Look through the listing below and work out how many of its lines hold the word "herissez". Give only the number.
***** RECORDS SUPPLIED *****
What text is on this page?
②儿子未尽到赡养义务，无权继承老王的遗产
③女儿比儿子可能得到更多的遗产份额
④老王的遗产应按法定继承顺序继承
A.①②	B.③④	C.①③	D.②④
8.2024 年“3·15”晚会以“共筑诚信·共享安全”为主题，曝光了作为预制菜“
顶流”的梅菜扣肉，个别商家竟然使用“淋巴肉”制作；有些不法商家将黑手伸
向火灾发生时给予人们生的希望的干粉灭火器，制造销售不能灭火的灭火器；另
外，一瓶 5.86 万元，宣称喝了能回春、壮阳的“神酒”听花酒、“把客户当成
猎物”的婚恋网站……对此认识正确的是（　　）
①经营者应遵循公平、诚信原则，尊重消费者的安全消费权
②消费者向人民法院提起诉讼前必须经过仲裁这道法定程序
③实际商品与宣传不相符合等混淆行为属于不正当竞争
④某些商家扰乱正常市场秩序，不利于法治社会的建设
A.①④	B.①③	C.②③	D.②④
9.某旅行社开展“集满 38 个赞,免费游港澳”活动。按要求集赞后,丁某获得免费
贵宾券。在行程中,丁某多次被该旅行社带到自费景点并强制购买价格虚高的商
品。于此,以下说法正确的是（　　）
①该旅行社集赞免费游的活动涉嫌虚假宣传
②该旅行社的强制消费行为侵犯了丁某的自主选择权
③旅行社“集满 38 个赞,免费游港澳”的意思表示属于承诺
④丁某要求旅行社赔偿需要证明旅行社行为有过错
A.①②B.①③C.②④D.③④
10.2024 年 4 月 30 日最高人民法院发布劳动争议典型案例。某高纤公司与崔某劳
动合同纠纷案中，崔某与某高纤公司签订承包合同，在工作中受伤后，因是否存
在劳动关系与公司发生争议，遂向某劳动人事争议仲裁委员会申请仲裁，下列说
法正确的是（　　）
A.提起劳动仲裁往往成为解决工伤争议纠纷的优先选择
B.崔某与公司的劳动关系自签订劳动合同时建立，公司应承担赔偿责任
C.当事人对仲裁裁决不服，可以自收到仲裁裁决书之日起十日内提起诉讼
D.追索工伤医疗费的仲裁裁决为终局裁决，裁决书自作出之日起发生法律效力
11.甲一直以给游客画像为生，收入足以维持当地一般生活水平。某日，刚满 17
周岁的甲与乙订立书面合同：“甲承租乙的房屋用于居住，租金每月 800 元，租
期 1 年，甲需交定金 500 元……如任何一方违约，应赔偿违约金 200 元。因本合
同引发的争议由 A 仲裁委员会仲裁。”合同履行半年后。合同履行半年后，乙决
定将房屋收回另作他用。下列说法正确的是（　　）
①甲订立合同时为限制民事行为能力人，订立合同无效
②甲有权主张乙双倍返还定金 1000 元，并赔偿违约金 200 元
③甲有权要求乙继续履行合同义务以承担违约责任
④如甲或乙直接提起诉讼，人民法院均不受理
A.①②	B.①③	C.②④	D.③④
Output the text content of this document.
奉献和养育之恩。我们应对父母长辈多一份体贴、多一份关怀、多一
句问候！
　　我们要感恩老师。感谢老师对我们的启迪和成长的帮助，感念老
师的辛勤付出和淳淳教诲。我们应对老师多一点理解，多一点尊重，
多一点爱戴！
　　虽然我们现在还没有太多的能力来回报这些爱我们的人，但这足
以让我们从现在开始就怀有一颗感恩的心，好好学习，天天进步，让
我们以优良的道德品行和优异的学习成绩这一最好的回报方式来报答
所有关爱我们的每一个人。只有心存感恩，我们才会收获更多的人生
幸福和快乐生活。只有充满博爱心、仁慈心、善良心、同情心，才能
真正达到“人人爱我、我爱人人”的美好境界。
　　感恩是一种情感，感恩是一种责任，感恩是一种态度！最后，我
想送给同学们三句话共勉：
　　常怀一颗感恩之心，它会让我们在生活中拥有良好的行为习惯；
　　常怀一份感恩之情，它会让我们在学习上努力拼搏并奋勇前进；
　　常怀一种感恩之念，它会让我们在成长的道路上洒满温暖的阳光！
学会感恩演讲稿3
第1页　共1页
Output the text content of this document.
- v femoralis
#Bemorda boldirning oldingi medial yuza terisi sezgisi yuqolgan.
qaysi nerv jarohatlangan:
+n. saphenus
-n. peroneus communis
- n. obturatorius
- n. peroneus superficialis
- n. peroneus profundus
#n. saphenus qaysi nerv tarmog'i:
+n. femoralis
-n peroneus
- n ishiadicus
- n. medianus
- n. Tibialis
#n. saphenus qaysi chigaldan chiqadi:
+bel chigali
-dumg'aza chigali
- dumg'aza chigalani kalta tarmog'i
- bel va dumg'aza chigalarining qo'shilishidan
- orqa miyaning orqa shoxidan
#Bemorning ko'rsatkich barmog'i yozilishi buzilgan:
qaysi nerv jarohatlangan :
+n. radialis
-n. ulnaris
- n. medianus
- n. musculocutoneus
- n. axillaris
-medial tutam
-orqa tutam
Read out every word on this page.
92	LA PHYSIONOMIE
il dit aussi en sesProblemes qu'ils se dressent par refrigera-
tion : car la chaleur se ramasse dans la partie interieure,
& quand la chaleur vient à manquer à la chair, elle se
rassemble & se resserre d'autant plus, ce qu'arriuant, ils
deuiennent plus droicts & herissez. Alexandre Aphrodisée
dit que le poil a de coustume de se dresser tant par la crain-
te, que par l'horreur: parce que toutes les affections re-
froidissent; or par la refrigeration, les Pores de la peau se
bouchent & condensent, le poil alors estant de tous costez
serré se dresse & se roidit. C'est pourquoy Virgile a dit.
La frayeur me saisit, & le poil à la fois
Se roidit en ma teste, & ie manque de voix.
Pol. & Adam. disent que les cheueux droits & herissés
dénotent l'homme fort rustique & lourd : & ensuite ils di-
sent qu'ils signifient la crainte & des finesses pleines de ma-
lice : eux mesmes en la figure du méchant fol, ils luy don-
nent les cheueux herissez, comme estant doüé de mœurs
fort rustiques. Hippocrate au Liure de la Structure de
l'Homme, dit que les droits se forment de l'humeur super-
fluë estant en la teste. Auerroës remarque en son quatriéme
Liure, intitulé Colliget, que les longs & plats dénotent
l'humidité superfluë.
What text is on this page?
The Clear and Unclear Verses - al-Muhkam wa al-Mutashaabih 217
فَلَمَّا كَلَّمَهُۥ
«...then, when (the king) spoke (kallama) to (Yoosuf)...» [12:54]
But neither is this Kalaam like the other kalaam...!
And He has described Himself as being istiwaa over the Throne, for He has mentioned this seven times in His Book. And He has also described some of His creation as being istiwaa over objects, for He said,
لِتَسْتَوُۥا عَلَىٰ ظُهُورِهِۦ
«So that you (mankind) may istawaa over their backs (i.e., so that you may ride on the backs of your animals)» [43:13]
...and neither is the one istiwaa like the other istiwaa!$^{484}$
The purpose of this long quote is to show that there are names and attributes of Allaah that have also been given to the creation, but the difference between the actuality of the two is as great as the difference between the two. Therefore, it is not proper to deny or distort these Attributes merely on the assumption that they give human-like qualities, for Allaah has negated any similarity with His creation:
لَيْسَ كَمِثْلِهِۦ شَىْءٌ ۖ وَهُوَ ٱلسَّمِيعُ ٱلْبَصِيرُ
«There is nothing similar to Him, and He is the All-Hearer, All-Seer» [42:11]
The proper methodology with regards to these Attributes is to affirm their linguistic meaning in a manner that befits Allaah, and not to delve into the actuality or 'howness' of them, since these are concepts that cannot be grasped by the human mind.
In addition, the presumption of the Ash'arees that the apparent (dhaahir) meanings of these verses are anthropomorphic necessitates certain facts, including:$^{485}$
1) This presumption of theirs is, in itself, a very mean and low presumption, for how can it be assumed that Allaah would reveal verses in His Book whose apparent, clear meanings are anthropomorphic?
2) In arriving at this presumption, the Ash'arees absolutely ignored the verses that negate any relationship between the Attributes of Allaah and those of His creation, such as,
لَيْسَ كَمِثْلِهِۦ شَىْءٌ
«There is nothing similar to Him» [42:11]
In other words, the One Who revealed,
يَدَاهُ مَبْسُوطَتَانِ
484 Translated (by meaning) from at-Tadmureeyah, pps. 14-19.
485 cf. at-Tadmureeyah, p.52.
*****
● SOLUTION TO THIS PROBLEM
2